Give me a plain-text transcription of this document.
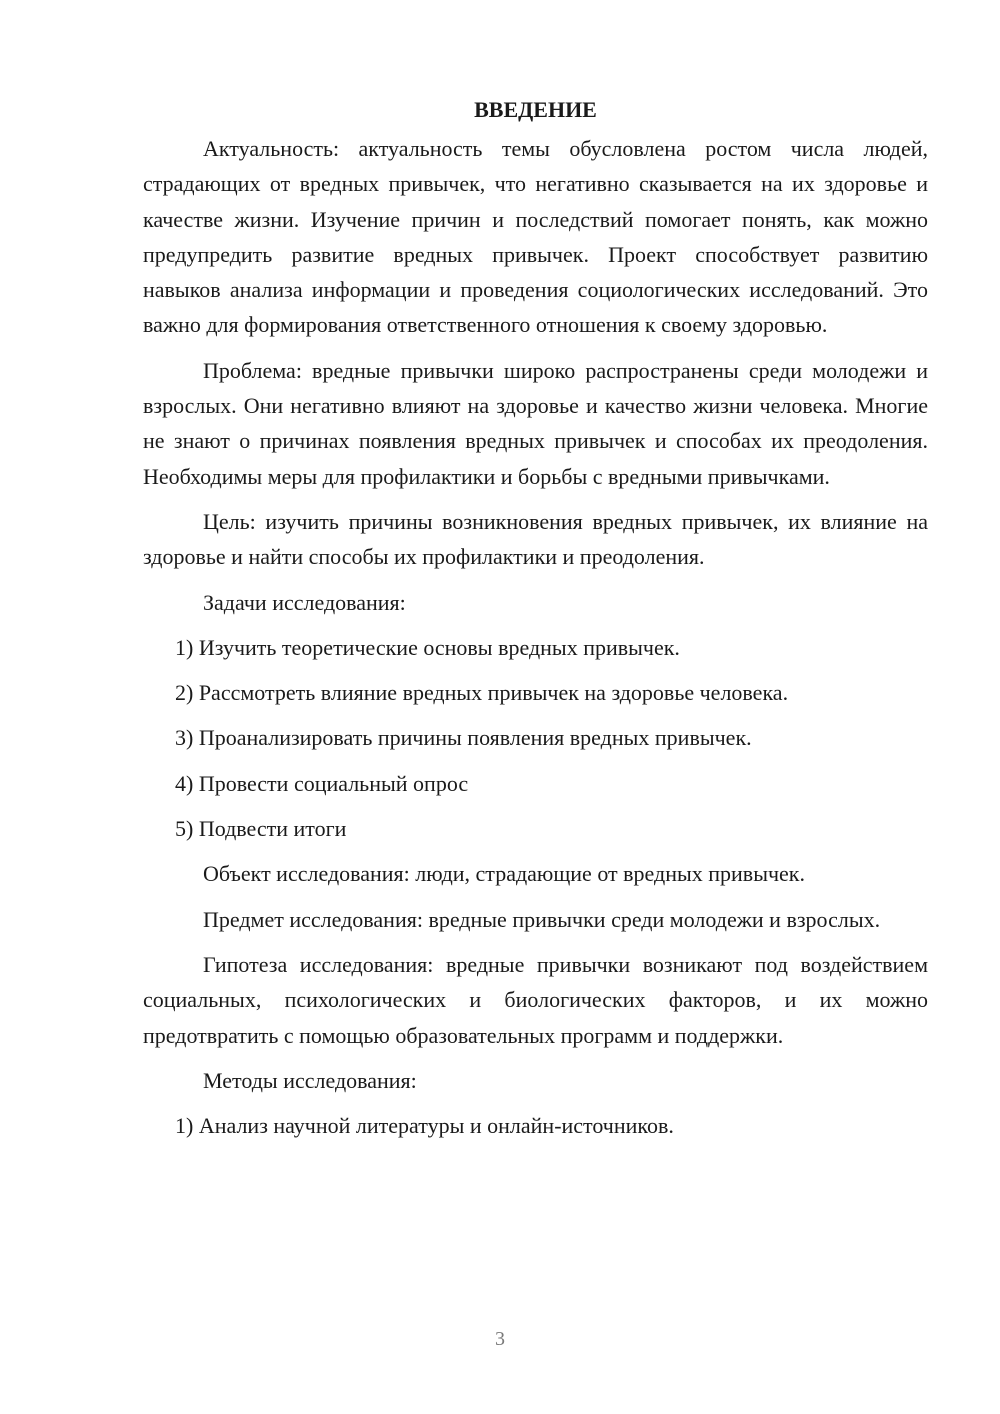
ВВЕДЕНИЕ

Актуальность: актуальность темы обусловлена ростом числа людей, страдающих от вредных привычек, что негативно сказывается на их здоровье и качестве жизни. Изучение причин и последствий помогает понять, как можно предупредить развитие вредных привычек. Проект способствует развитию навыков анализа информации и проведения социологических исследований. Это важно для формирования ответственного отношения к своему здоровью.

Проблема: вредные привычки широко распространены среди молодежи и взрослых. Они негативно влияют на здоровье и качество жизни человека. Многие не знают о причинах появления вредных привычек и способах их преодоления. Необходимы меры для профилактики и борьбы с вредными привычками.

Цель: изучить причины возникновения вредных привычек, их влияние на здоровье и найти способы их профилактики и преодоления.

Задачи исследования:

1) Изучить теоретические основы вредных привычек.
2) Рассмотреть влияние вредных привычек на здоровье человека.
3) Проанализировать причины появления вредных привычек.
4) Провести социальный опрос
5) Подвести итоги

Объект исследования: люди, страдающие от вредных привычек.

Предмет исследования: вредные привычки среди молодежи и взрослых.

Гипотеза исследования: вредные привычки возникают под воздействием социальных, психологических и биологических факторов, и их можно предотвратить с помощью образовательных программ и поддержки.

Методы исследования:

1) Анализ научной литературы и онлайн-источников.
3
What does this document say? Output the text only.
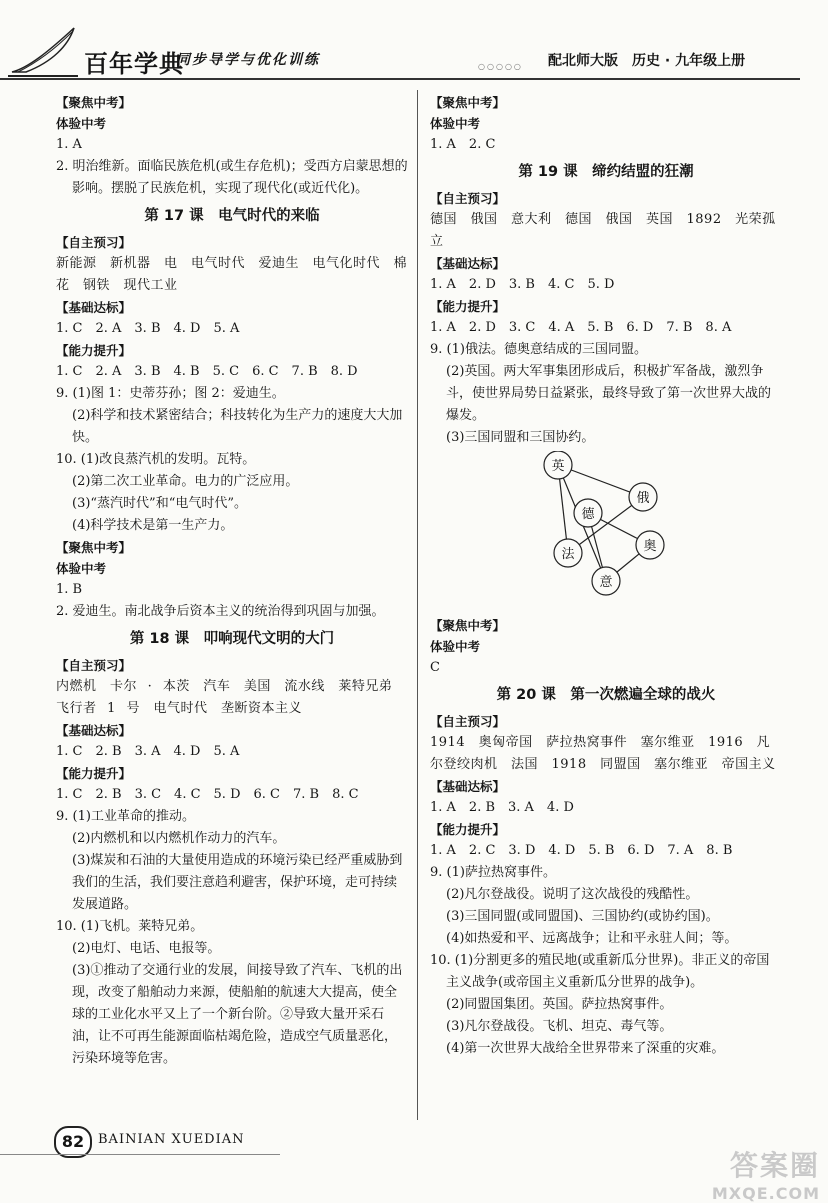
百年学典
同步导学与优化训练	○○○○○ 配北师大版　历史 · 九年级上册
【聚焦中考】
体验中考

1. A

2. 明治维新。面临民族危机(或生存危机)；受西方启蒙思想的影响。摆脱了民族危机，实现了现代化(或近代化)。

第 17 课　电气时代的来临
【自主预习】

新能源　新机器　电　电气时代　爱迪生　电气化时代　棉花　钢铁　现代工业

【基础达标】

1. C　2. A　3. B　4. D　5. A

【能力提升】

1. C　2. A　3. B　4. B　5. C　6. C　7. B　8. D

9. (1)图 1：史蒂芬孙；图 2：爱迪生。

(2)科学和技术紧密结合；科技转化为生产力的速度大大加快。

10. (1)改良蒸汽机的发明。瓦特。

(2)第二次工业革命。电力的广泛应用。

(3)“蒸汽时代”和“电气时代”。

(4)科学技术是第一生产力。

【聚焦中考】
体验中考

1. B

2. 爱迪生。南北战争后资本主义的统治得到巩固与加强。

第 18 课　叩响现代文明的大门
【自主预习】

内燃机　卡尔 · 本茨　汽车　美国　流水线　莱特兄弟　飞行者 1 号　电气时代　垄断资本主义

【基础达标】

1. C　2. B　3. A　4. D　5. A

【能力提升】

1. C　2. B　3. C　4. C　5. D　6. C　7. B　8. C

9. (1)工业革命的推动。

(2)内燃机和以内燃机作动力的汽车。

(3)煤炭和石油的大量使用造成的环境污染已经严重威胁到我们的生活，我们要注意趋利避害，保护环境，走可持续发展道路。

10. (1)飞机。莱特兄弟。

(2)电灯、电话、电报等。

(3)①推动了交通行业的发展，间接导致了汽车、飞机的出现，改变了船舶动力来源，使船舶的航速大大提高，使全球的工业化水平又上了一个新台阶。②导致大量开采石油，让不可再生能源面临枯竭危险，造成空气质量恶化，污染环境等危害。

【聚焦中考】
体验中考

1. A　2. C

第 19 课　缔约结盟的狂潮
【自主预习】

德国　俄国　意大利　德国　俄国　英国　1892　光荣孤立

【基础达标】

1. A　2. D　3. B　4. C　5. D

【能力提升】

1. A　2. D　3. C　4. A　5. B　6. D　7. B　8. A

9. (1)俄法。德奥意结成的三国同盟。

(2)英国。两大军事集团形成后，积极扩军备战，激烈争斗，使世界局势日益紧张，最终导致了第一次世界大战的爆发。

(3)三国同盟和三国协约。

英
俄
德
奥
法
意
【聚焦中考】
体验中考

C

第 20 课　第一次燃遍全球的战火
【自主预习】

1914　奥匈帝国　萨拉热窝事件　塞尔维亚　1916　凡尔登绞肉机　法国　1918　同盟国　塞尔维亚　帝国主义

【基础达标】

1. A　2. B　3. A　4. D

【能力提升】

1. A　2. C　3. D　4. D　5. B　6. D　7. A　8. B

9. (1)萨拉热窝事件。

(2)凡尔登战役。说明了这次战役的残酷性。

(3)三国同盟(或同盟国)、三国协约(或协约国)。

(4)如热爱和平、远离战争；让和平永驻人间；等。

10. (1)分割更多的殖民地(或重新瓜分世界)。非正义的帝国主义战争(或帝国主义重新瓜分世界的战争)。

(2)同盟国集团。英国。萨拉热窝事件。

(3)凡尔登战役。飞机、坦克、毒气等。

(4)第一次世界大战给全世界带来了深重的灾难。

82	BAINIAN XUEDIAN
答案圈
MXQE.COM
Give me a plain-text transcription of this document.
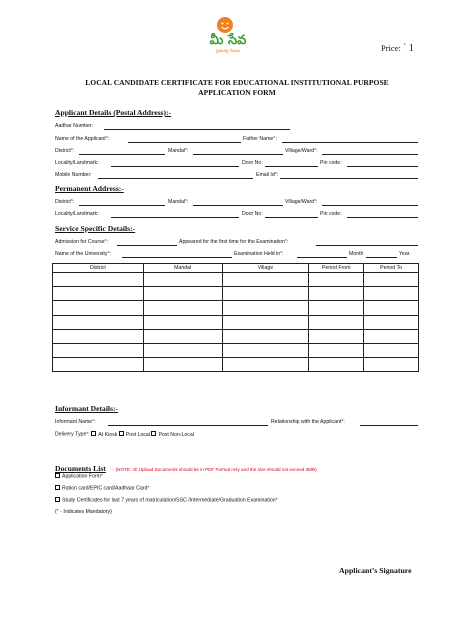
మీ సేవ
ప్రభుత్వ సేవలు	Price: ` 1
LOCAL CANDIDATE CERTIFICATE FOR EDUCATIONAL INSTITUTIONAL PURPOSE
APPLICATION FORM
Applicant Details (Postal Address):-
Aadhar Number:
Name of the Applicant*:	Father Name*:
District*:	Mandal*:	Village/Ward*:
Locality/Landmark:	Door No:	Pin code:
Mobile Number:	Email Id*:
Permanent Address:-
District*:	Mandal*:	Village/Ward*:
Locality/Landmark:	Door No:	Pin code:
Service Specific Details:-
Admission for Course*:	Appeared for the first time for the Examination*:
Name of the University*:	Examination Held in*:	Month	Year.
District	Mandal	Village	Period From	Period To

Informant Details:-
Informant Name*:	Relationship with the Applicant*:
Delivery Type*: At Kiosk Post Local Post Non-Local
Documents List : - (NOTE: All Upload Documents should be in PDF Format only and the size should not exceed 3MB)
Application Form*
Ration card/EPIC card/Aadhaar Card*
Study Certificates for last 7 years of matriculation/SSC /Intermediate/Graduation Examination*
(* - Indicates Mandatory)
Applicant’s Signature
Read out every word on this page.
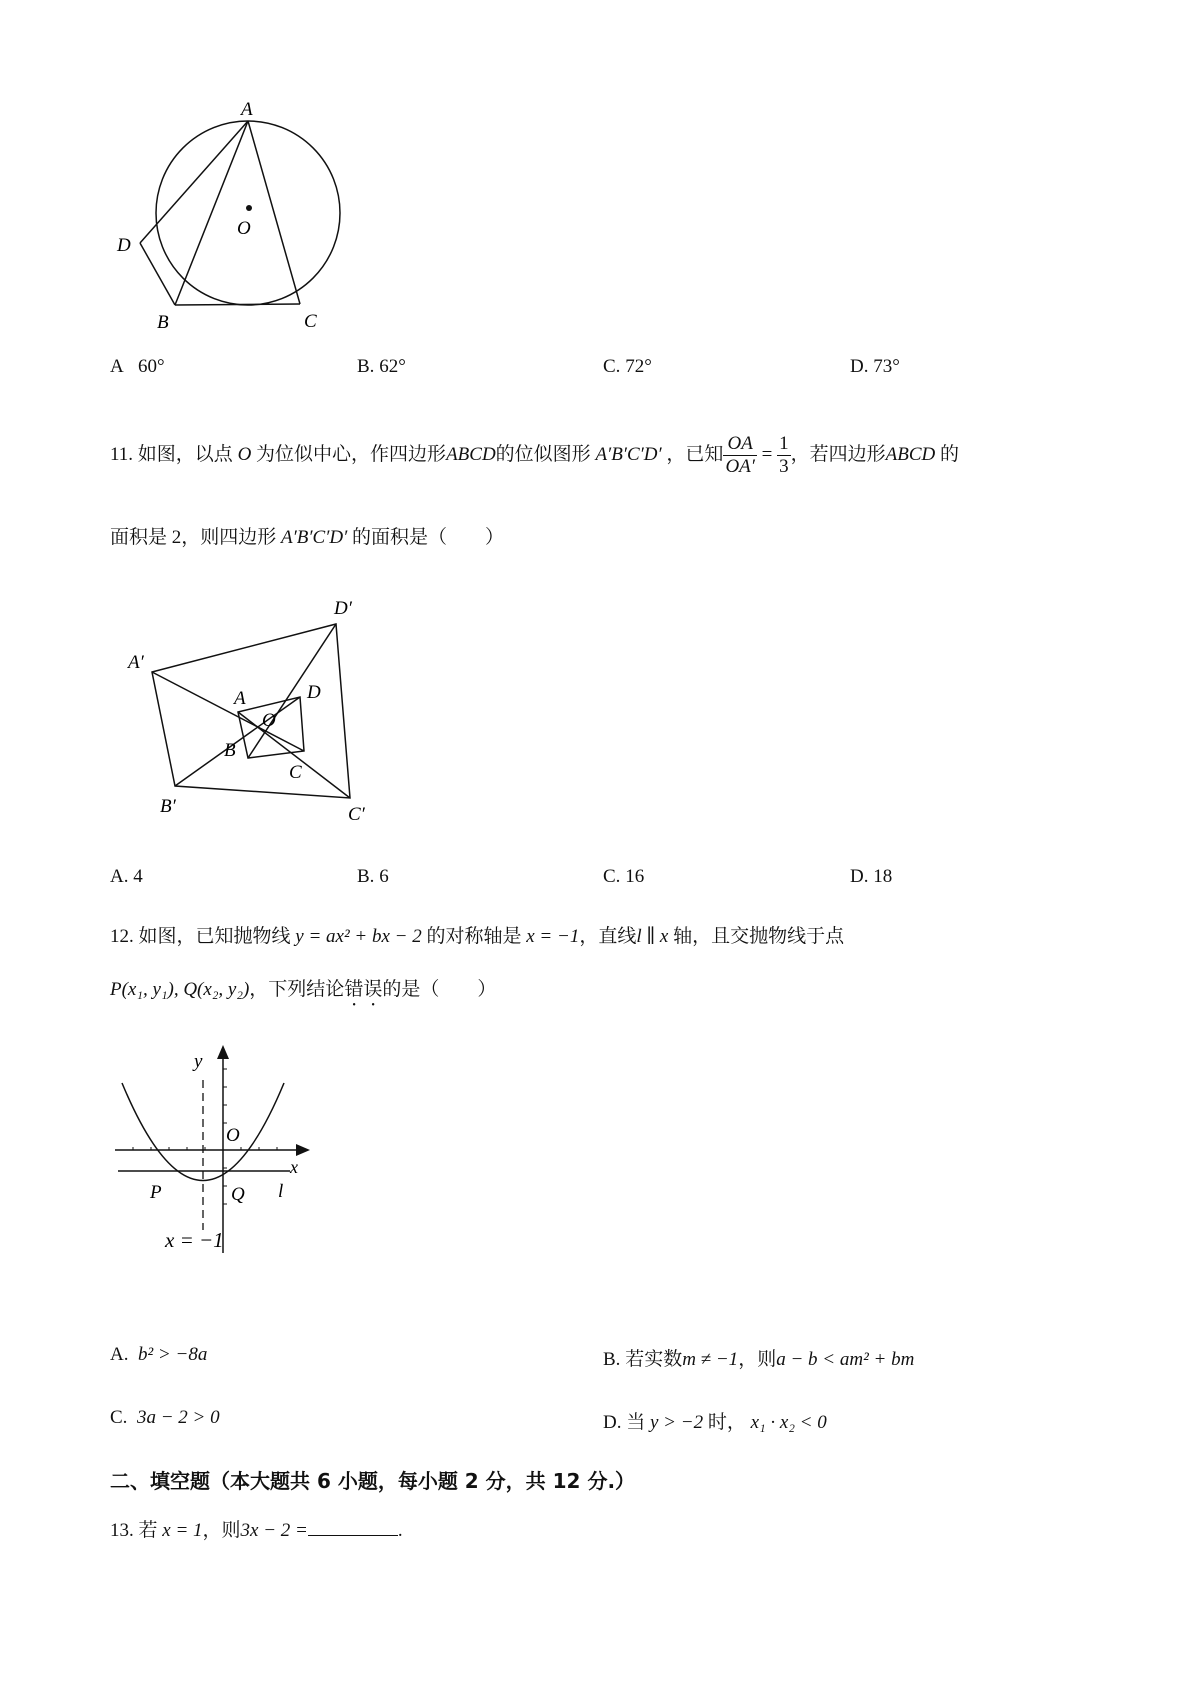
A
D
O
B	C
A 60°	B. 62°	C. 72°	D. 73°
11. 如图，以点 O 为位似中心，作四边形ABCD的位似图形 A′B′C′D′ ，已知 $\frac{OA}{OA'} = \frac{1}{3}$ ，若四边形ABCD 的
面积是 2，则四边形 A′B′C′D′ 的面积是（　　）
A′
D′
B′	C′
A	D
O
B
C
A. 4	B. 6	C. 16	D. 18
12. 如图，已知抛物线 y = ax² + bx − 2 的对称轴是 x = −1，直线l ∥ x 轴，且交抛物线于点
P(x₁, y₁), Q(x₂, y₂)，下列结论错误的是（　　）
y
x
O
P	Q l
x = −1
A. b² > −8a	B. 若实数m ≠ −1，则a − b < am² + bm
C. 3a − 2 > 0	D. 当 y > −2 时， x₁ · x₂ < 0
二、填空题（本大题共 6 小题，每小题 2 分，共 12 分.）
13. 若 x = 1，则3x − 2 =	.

──────

**Task to carry out:** Take every line from the data above that holds "вредных" and copy it out.

**Answer below:**
Актуальность: актуальность темы обусловлена ростом числа людей, страдающих от вредных привычек, что негативно сказывается на их здоровье и качестве жизни. Изучение причин и последствий помогает понять, как можно предупредить развитие вредных привычек. Проект способствует развитию навыков анализа информации и проведения социологических исследований. Это важно для формирования ответственного отношения к своему здоровью.
Проблема: вредные привычки широко распространены среди молодежи и взрослых. Они негативно влияют на здоровье и качество жизни человека. Многие не знают о причинах появления вредных привычек и способах их преодоления. Необходимы меры для профилактики и борьбы с вредными привычками.
Цель: изучить причины возникновения вредных привычек, их влияние на здоровье и найти способы их профилактики и преодоления.
1) Изучить теоретические основы вредных привычек.
2) Рассмотреть влияние вредных привычек на здоровье человека.
3) Проанализировать причины появления вредных привычек.
Объект исследования: люди, страдающие от вредных привычек.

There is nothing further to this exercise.